▸ Directions for this task: Quote the data below in full, minus the images.

Start of Exercise material

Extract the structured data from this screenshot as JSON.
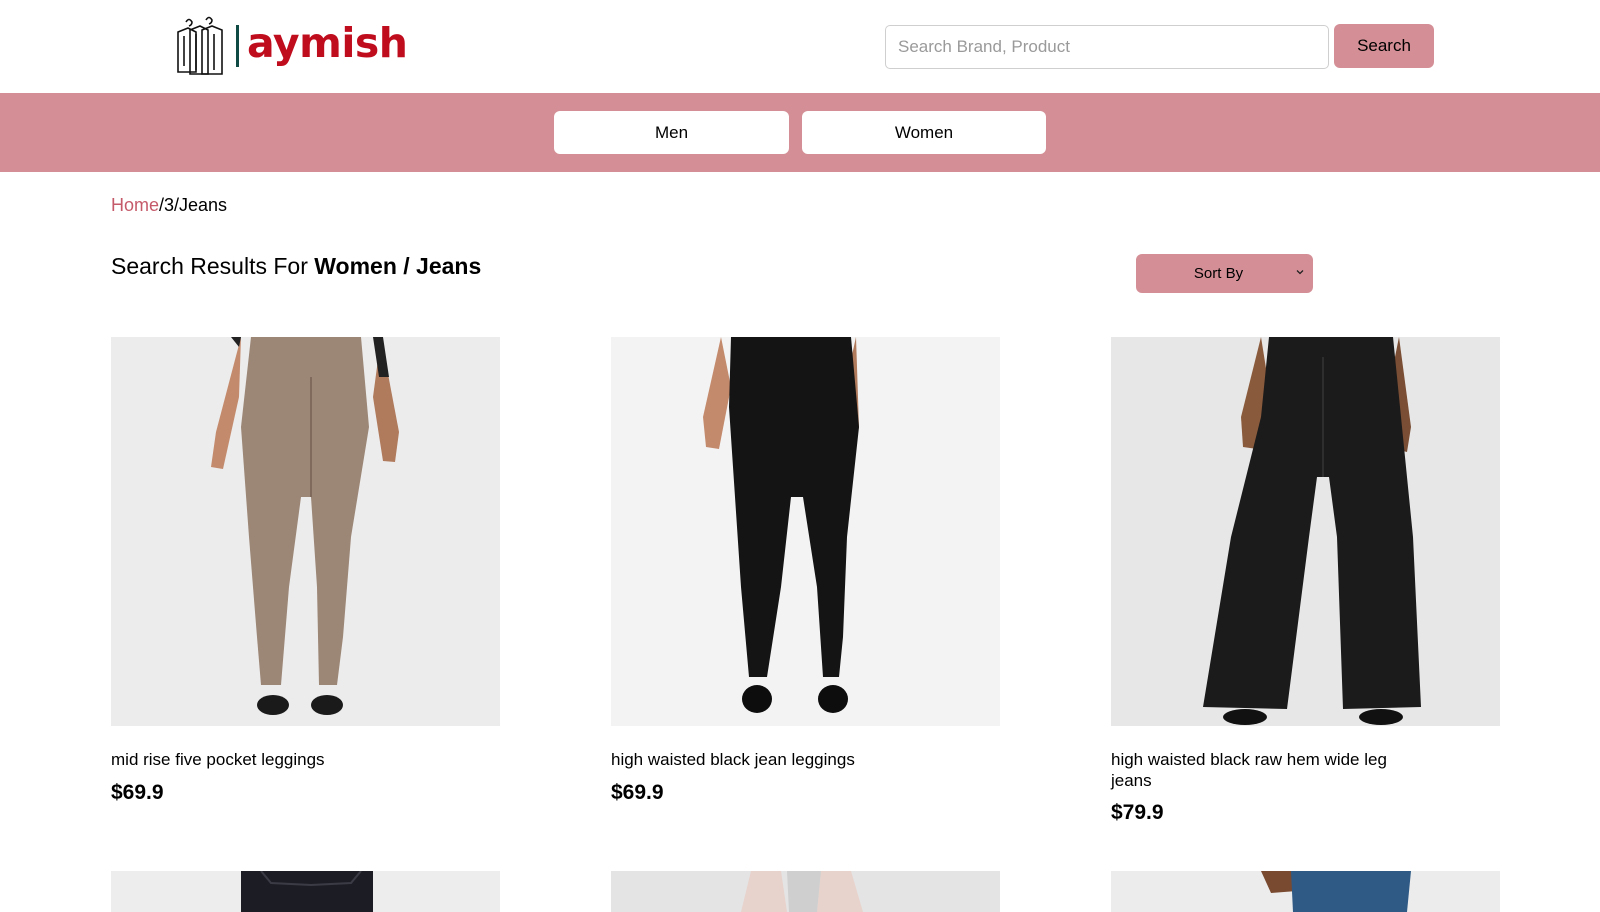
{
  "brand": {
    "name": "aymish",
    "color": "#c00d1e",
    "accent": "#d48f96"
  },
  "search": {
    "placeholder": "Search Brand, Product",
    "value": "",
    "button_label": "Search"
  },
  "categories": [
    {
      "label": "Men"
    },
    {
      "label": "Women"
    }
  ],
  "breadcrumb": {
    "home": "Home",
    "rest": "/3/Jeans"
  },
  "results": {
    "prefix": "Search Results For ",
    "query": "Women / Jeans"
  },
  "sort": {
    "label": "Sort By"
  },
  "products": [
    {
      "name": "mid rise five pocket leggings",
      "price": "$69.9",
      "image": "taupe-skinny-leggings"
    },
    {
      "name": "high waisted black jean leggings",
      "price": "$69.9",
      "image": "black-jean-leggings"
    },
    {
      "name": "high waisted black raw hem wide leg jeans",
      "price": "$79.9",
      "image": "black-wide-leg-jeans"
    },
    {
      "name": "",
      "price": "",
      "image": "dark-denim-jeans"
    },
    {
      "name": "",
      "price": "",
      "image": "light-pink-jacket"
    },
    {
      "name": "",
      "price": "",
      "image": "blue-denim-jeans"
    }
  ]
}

End of Exercise material

▸ The completed task:
Extract the structured data from this screenshot as JSON.
{
  "brand": {
    "name": "aymish",
    "color": "#c00d1e",
    "accent": "#d48f96"
  },
  "search": {
    "placeholder": "Search Brand, Product",
    "value": "",
    "button_label": "Search"
  },
  "categories": [
    {
      "label": "Men"
    },
    {
      "label": "Women"
    }
  ],
  "breadcrumb": {
    "home": "Home",
    "rest": "/3/Jeans"
  },
  "results": {
    "prefix": "Search Results For ",
    "query": "Women / Jeans"
  },
  "sort": {
    "label": "Sort By"
  },
  "products": [
    {
      "name": "mid rise five pocket leggings",
      "price": "$69.9",
      "image": "taupe-skinny-leggings"
    },
    {
      "name": "high waisted black jean leggings",
      "price": "$69.9",
      "image": "black-jean-leggings"
    },
    {
      "name": "high waisted black raw hem wide leg jeans",
      "price": "$79.9",
      "image": "black-wide-leg-jeans"
    },
    {
      "name": "",
      "price": "",
      "image": "dark-denim-jeans"
    },
    {
      "name": "",
      "price": "",
      "image": "light-pink-jacket"
    },
    {
      "name": "",
      "price": "",
      "image": "blue-denim-jeans"
    }
  ]
}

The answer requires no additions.